__Description of the task__: Some lines in the listing below may include the string "programmatic". How many are there? Give only the number.

Records from a collection
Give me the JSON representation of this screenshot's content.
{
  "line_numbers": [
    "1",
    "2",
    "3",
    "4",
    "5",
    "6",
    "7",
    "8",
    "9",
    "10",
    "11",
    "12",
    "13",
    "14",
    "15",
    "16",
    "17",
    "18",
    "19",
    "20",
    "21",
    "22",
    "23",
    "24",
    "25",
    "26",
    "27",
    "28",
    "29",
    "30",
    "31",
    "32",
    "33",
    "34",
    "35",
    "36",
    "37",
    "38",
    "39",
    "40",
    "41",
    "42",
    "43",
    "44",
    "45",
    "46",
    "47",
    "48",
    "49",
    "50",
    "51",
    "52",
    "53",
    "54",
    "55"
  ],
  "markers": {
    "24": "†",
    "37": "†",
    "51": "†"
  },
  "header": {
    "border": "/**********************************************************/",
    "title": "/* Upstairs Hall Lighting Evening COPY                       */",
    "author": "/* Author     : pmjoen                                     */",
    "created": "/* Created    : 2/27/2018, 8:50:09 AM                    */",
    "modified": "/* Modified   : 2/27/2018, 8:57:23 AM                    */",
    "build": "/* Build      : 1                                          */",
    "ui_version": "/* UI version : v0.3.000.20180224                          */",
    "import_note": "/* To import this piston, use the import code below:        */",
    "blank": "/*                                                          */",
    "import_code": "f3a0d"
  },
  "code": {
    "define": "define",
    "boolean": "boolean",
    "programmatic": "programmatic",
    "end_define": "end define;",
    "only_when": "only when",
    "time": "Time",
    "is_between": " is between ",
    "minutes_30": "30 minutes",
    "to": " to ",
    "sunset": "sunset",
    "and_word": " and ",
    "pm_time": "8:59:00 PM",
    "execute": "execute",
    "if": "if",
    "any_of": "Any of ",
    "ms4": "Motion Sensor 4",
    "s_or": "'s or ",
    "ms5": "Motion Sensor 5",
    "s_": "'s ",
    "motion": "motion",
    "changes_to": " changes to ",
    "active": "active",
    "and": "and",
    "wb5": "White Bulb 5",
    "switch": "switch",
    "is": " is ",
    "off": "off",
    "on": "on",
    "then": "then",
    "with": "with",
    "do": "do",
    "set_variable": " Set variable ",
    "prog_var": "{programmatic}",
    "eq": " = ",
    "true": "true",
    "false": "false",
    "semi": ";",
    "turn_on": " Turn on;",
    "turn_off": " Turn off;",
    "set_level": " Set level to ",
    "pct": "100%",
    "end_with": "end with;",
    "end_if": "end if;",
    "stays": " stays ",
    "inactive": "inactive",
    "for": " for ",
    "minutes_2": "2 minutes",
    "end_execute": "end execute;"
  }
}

__Response below__: 2